**Problem**
Output the entries word for word. Omit images.

**The records**
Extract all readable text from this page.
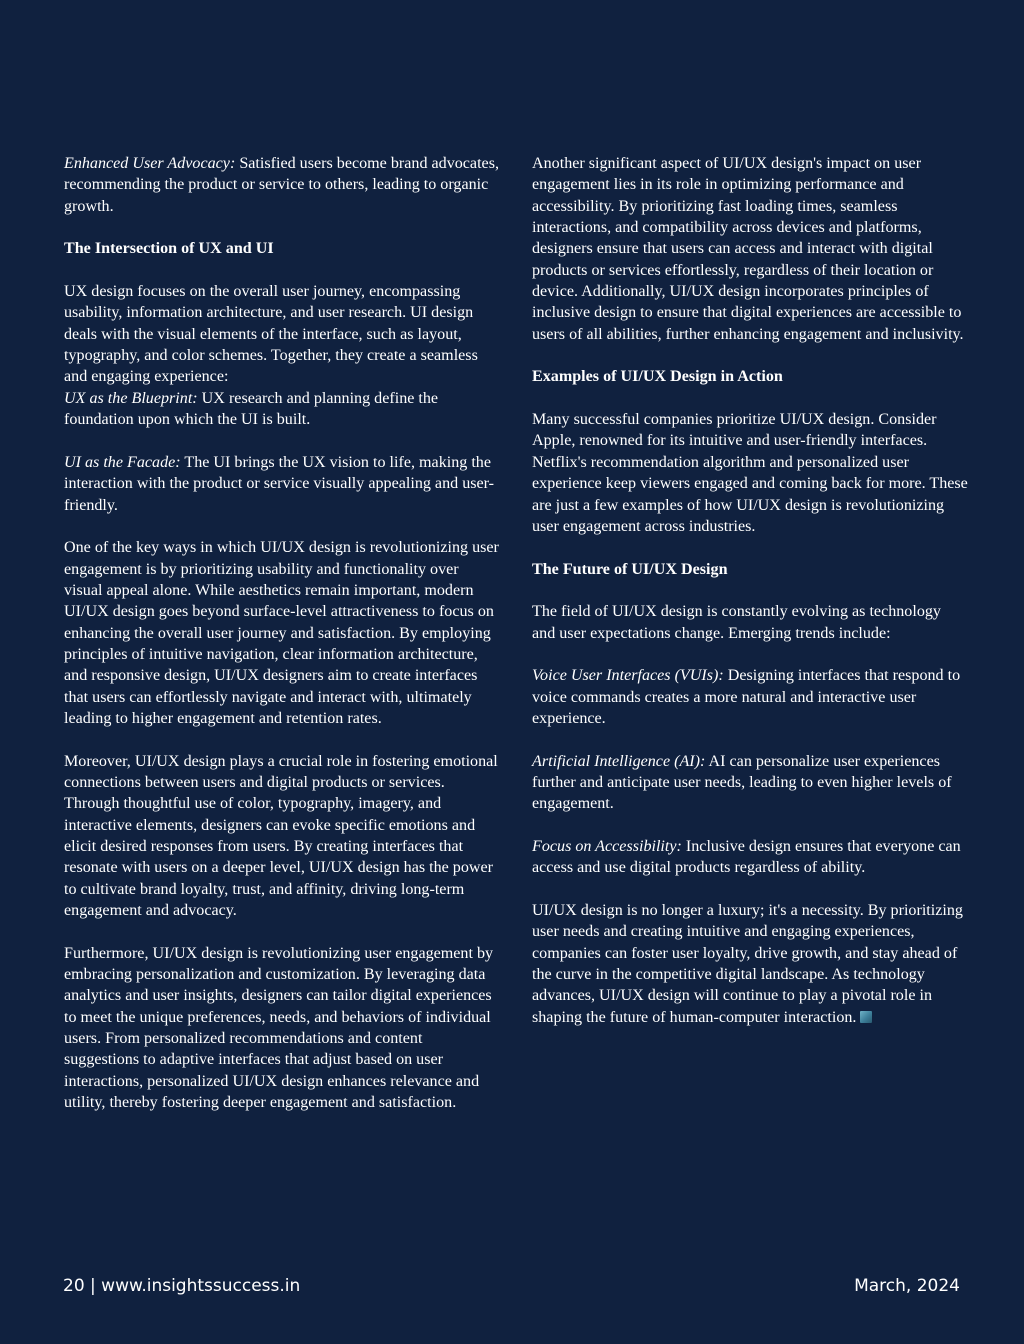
Enhanced User Advocacy: Satisfied users become brand advocates, recommending the product or service to others, leading to organic growth.

The Intersection of UX and UI

UX design focuses on the overall user journey, encompassing usability, information architecture, and user research. UI design deals with the visual elements of the interface, such as layout, typography, and color schemes. Together, they create a seamless and engaging experience:

UX as the Blueprint: UX research and planning define the foundation upon which the UI is built.

UI as the Facade: The UI brings the UX vision to life, making the interaction with the product or service visually appealing and user-friendly.

One of the key ways in which UI/UX design is revolutionizing user engagement is by prioritizing usability and functionality over visual appeal alone. While aesthetics remain important, modern UI/UX design goes beyond surface-level attractiveness to focus on enhancing the overall user journey and satisfaction. By employing principles of intuitive navigation, clear information architecture, and responsive design, UI/UX designers aim to create interfaces that users can effortlessly navigate and interact with, ultimately leading to higher engagement and retention rates.

Moreover, UI/UX design plays a crucial role in fostering emotional connections between users and digital products or services. Through thoughtful use of color, typography, imagery, and interactive elements, designers can evoke specific emotions and elicit desired responses from users. By creating interfaces that resonate with users on a deeper level, UI/UX design has the power to cultivate brand loyalty, trust, and affinity, driving long-term engagement and advocacy.

Furthermore, UI/UX design is revolutionizing user engagement by embracing personalization and customization. By leveraging data analytics and user insights, designers can tailor digital experiences to meet the unique preferences, needs, and behaviors of individual users. From personalized recommendations and content suggestions to adaptive interfaces that adjust based on user interactions, personalized UI/UX design enhances relevance and utility, thereby fostering deeper engagement and satisfaction.

Another significant aspect of UI/UX design's impact on user engagement lies in its role in optimizing performance and accessibility. By prioritizing fast loading times, seamless interactions, and compatibility across devices and platforms, designers ensure that users can access and interact with digital products or services effortlessly, regardless of their location or device. Additionally, UI/UX design incorporates principles of inclusive design to ensure that digital experiences are accessible to users of all abilities, further enhancing engagement and inclusivity.

Examples of UI/UX Design in Action

Many successful companies prioritize UI/UX design. Consider Apple, renowned for its intuitive and user-friendly interfaces. Netflix's recommendation algorithm and personalized user experience keep viewers engaged and coming back for more. These are just a few examples of how UI/UX design is revolutionizing user engagement across industries.

The Future of UI/UX Design

The field of UI/UX design is constantly evolving as technology and user expectations change. Emerging trends include:

Voice User Interfaces (VUIs): Designing interfaces that respond to voice commands creates a more natural and interactive user experience.

Artificial Intelligence (AI): AI can personalize user experiences further and anticipate user needs, leading to even higher levels of engagement.

Focus on Accessibility: Inclusive design ensures that everyone can access and use digital products regardless of ability.

UI/UX design is no longer a luxury; it's a necessity. By prioritizing user needs and creating intuitive and engaging experiences, companies can foster user loyalty, drive growth, and stay ahead of the curve in the competitive digital landscape. As technology advances, UI/UX design will continue to play a pivotal role in shaping the future of human-computer interaction.

20 | www.insightssuccess.in	March, 2024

**Exercise solution**
Extract all readable text from this page.
Enhanced User Advocacy: Satisfied users become brand advocates, recommending the product or service to others, leading to organic growth.

The Intersection of UX and UI

UX design focuses on the overall user journey, encompassing usability, information architecture, and user research. UI design deals with the visual elements of the interface, such as layout, typography, and color schemes. Together, they create a seamless and engaging experience:

UX as the Blueprint: UX research and planning define the foundation upon which the UI is built.

UI as the Facade: The UI brings the UX vision to life, making the interaction with the product or service visually appealing and user-friendly.

One of the key ways in which UI/UX design is revolutionizing user engagement is by prioritizing usability and functionality over visual appeal alone. While aesthetics remain important, modern UI/UX design goes beyond surface-level attractiveness to focus on enhancing the overall user journey and satisfaction. By employing principles of intuitive navigation, clear information architecture, and responsive design, UI/UX designers aim to create interfaces that users can effortlessly navigate and interact with, ultimately leading to higher engagement and retention rates.

Moreover, UI/UX design plays a crucial role in fostering emotional connections between users and digital products or services. Through thoughtful use of color, typography, imagery, and interactive elements, designers can evoke specific emotions and elicit desired responses from users. By creating interfaces that resonate with users on a deeper level, UI/UX design has the power to cultivate brand loyalty, trust, and affinity, driving long-term engagement and advocacy.

Furthermore, UI/UX design is revolutionizing user engagement by embracing personalization and customization. By leveraging data analytics and user insights, designers can tailor digital experiences to meet the unique preferences, needs, and behaviors of individual users. From personalized recommendations and content suggestions to adaptive interfaces that adjust based on user interactions, personalized UI/UX design enhances relevance and utility, thereby fostering deeper engagement and satisfaction.

Another significant aspect of UI/UX design's impact on user engagement lies in its role in optimizing performance and accessibility. By prioritizing fast loading times, seamless interactions, and compatibility across devices and platforms, designers ensure that users can access and interact with digital products or services effortlessly, regardless of their location or device. Additionally, UI/UX design incorporates principles of inclusive design to ensure that digital experiences are accessible to users of all abilities, further enhancing engagement and inclusivity.

Examples of UI/UX Design in Action

Many successful companies prioritize UI/UX design. Consider Apple, renowned for its intuitive and user-friendly interfaces. Netflix's recommendation algorithm and personalized user experience keep viewers engaged and coming back for more. These are just a few examples of how UI/UX design is revolutionizing user engagement across industries.

The Future of UI/UX Design

The field of UI/UX design is constantly evolving as technology and user expectations change. Emerging trends include:

Voice User Interfaces (VUIs): Designing interfaces that respond to voice commands creates a more natural and interactive user experience.

Artificial Intelligence (AI): AI can personalize user experiences further and anticipate user needs, leading to even higher levels of engagement.

Focus on Accessibility: Inclusive design ensures that everyone can access and use digital products regardless of ability.

UI/UX design is no longer a luxury; it's a necessity. By prioritizing user needs and creating intuitive and engaging experiences, companies can foster user loyalty, drive growth, and stay ahead of the curve in the competitive digital landscape. As technology advances, UI/UX design will continue to play a pivotal role in shaping the future of human-computer interaction.

20 | www.insightssuccess.in	March, 2024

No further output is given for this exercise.